-- begin RECORDS TO USE --

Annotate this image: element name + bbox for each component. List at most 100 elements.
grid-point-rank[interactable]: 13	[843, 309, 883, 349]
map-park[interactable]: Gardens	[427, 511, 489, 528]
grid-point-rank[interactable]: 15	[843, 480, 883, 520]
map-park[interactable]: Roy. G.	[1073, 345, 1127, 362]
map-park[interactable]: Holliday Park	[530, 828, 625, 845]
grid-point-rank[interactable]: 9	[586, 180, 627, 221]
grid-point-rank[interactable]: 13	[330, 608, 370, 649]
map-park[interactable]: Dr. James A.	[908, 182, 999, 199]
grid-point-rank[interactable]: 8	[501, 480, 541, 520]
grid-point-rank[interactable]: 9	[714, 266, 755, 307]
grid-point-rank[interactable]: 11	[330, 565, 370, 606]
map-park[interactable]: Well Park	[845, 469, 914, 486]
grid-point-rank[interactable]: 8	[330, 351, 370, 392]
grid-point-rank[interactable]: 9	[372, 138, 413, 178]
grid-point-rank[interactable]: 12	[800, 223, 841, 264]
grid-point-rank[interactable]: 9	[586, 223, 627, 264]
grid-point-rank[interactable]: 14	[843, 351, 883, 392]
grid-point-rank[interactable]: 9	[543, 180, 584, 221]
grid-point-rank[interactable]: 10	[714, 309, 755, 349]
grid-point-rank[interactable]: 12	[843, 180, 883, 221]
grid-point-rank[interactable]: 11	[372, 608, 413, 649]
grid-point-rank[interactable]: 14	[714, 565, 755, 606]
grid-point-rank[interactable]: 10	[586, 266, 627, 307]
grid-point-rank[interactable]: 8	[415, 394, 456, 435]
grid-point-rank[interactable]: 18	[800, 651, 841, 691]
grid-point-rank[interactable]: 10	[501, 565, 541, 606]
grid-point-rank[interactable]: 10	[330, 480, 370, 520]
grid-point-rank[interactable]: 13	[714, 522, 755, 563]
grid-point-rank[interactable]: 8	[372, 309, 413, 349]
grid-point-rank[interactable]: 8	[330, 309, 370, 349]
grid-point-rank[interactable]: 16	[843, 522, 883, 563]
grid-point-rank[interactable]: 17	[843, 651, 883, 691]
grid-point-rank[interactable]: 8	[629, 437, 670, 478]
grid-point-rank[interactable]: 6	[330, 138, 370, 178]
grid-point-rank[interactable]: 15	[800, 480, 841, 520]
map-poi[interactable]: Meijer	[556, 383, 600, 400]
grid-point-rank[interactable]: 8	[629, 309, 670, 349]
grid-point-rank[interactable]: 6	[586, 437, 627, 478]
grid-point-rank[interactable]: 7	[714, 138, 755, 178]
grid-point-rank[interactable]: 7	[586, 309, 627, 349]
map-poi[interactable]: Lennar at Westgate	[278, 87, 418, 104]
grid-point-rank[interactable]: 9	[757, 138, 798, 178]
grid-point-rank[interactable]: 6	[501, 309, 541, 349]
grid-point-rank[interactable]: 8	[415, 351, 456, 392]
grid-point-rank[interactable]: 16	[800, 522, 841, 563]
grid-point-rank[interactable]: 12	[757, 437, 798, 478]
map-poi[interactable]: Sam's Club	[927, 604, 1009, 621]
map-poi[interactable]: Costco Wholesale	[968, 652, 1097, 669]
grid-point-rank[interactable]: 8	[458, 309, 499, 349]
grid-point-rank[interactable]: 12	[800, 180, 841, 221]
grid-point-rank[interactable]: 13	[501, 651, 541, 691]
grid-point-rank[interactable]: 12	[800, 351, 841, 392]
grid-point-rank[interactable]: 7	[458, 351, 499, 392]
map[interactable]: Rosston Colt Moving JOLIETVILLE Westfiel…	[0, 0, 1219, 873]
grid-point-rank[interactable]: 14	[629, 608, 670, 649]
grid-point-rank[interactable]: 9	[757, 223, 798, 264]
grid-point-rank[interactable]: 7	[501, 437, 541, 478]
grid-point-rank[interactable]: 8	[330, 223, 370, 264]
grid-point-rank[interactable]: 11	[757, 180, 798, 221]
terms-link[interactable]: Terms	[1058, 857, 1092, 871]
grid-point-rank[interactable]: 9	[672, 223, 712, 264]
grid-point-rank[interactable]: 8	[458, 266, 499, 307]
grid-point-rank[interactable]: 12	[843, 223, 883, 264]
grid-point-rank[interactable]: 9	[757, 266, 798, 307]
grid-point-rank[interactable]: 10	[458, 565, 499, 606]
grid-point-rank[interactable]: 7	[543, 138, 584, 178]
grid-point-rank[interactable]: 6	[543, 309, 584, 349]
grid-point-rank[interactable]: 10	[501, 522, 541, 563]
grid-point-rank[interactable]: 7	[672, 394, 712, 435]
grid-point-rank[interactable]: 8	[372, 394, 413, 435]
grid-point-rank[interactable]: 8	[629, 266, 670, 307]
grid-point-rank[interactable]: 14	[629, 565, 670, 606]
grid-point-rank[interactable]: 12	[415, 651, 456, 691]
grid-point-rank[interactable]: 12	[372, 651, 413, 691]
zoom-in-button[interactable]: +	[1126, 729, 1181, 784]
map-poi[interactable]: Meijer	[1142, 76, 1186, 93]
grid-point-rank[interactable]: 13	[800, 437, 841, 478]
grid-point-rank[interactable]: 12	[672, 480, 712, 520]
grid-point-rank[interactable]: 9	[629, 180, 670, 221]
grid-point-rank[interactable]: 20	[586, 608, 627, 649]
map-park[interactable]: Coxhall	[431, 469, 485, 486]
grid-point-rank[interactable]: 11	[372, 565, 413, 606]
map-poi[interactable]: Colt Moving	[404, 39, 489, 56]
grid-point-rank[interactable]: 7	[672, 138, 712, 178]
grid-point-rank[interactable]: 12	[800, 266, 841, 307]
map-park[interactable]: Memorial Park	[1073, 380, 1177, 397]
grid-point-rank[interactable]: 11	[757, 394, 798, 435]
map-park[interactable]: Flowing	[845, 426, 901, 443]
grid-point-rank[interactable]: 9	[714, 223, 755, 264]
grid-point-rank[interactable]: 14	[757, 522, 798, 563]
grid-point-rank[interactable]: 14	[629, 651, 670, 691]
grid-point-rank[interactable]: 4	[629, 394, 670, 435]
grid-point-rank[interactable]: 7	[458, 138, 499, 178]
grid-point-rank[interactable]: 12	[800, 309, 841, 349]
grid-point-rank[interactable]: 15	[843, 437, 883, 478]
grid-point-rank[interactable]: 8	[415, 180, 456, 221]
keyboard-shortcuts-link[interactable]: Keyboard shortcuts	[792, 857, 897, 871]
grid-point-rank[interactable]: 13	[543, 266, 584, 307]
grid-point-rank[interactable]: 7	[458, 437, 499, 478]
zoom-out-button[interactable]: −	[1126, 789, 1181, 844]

-- end RECORDS TO USE --

# EXERCISE GOAL
Copy every line of the records above, character for character, with no changes.

# TASK RESULT
Annotate this image: element name + bbox for each component. List at most 100 elements.
grid-point-rank[interactable]: 13	[843, 309, 883, 349]
map-park[interactable]: Gardens	[427, 511, 489, 528]
grid-point-rank[interactable]: 15	[843, 480, 883, 520]
map-park[interactable]: Roy. G.	[1073, 345, 1127, 362]
map-park[interactable]: Holliday Park	[530, 828, 625, 845]
grid-point-rank[interactable]: 9	[586, 180, 627, 221]
grid-point-rank[interactable]: 13	[330, 608, 370, 649]
map-park[interactable]: Dr. James A.	[908, 182, 999, 199]
grid-point-rank[interactable]: 8	[501, 480, 541, 520]
grid-point-rank[interactable]: 9	[714, 266, 755, 307]
grid-point-rank[interactable]: 11	[330, 565, 370, 606]
map-park[interactable]: Well Park	[845, 469, 914, 486]
grid-point-rank[interactable]: 8	[330, 351, 370, 392]
grid-point-rank[interactable]: 9	[372, 138, 413, 178]
grid-point-rank[interactable]: 12	[800, 223, 841, 264]
grid-point-rank[interactable]: 9	[586, 223, 627, 264]
grid-point-rank[interactable]: 14	[843, 351, 883, 392]
grid-point-rank[interactable]: 9	[543, 180, 584, 221]
grid-point-rank[interactable]: 10	[714, 309, 755, 349]
grid-point-rank[interactable]: 12	[843, 180, 883, 221]
grid-point-rank[interactable]: 11	[372, 608, 413, 649]
grid-point-rank[interactable]: 14	[714, 565, 755, 606]
grid-point-rank[interactable]: 10	[586, 266, 627, 307]
grid-point-rank[interactable]: 8	[415, 394, 456, 435]
grid-point-rank[interactable]: 18	[800, 651, 841, 691]
grid-point-rank[interactable]: 10	[501, 565, 541, 606]
grid-point-rank[interactable]: 10	[330, 480, 370, 520]
grid-point-rank[interactable]: 13	[714, 522, 755, 563]
grid-point-rank[interactable]: 8	[372, 309, 413, 349]
grid-point-rank[interactable]: 8	[330, 309, 370, 349]
grid-point-rank[interactable]: 16	[843, 522, 883, 563]
grid-point-rank[interactable]: 17	[843, 651, 883, 691]
grid-point-rank[interactable]: 8	[629, 437, 670, 478]
grid-point-rank[interactable]: 6	[330, 138, 370, 178]
grid-point-rank[interactable]: 15	[800, 480, 841, 520]
map-poi[interactable]: Meijer	[556, 383, 600, 400]
grid-point-rank[interactable]: 8	[629, 309, 670, 349]
grid-point-rank[interactable]: 6	[586, 437, 627, 478]
grid-point-rank[interactable]: 7	[714, 138, 755, 178]
grid-point-rank[interactable]: 7	[586, 309, 627, 349]
map-poi[interactable]: Lennar at Westgate	[278, 87, 418, 104]
grid-point-rank[interactable]: 9	[757, 138, 798, 178]
grid-point-rank[interactable]: 6	[501, 309, 541, 349]
grid-point-rank[interactable]: 8	[415, 351, 456, 392]
grid-point-rank[interactable]: 16	[800, 522, 841, 563]
grid-point-rank[interactable]: 12	[757, 437, 798, 478]
map-poi[interactable]: Sam's Club	[927, 604, 1009, 621]
map-poi[interactable]: Costco Wholesale	[968, 652, 1097, 669]
grid-point-rank[interactable]: 8	[458, 309, 499, 349]
grid-point-rank[interactable]: 12	[800, 180, 841, 221]
grid-point-rank[interactable]: 13	[501, 651, 541, 691]
grid-point-rank[interactable]: 12	[800, 351, 841, 392]
grid-point-rank[interactable]: 7	[458, 351, 499, 392]
map[interactable]: Rosston Colt Moving JOLIETVILLE Westfiel…	[0, 0, 1219, 873]
grid-point-rank[interactable]: 14	[629, 608, 670, 649]
grid-point-rank[interactable]: 9	[757, 223, 798, 264]
grid-point-rank[interactable]: 7	[501, 437, 541, 478]
grid-point-rank[interactable]: 8	[330, 223, 370, 264]
grid-point-rank[interactable]: 11	[757, 180, 798, 221]
terms-link[interactable]: Terms	[1058, 857, 1092, 871]
grid-point-rank[interactable]: 9	[672, 223, 712, 264]
grid-point-rank[interactable]: 8	[458, 266, 499, 307]
grid-point-rank[interactable]: 12	[843, 223, 883, 264]
grid-point-rank[interactable]: 9	[757, 266, 798, 307]
grid-point-rank[interactable]: 10	[458, 565, 499, 606]
grid-point-rank[interactable]: 7	[543, 138, 584, 178]
grid-point-rank[interactable]: 6	[543, 309, 584, 349]
grid-point-rank[interactable]: 10	[501, 522, 541, 563]
grid-point-rank[interactable]: 7	[672, 394, 712, 435]
grid-point-rank[interactable]: 8	[372, 394, 413, 435]
grid-point-rank[interactable]: 8	[629, 266, 670, 307]
grid-point-rank[interactable]: 14	[629, 565, 670, 606]
grid-point-rank[interactable]: 12	[415, 651, 456, 691]
grid-point-rank[interactable]: 12	[372, 651, 413, 691]
zoom-in-button[interactable]: +	[1126, 729, 1181, 784]
map-poi[interactable]: Meijer	[1142, 76, 1186, 93]
grid-point-rank[interactable]: 13	[800, 437, 841, 478]
grid-point-rank[interactable]: 12	[672, 480, 712, 520]
grid-point-rank[interactable]: 9	[629, 180, 670, 221]
grid-point-rank[interactable]: 20	[586, 608, 627, 649]
map-park[interactable]: Coxhall	[431, 469, 485, 486]
grid-point-rank[interactable]: 11	[372, 565, 413, 606]
map-poi[interactable]: Colt Moving	[404, 39, 489, 56]
grid-point-rank[interactable]: 7	[672, 138, 712, 178]
grid-point-rank[interactable]: 12	[800, 266, 841, 307]
map-park[interactable]: Memorial Park	[1073, 380, 1177, 397]
grid-point-rank[interactable]: 11	[757, 394, 798, 435]
map-park[interactable]: Flowing	[845, 426, 901, 443]
grid-point-rank[interactable]: 9	[714, 223, 755, 264]
grid-point-rank[interactable]: 14	[757, 522, 798, 563]
grid-point-rank[interactable]: 14	[629, 651, 670, 691]
grid-point-rank[interactable]: 4	[629, 394, 670, 435]
grid-point-rank[interactable]: 7	[458, 138, 499, 178]
grid-point-rank[interactable]: 12	[800, 309, 841, 349]
grid-point-rank[interactable]: 15	[843, 437, 883, 478]
grid-point-rank[interactable]: 8	[415, 180, 456, 221]
keyboard-shortcuts-link[interactable]: Keyboard shortcuts	[792, 857, 897, 871]
grid-point-rank[interactable]: 13	[543, 266, 584, 307]
grid-point-rank[interactable]: 7	[458, 437, 499, 478]
zoom-out-button[interactable]: −	[1126, 789, 1181, 844]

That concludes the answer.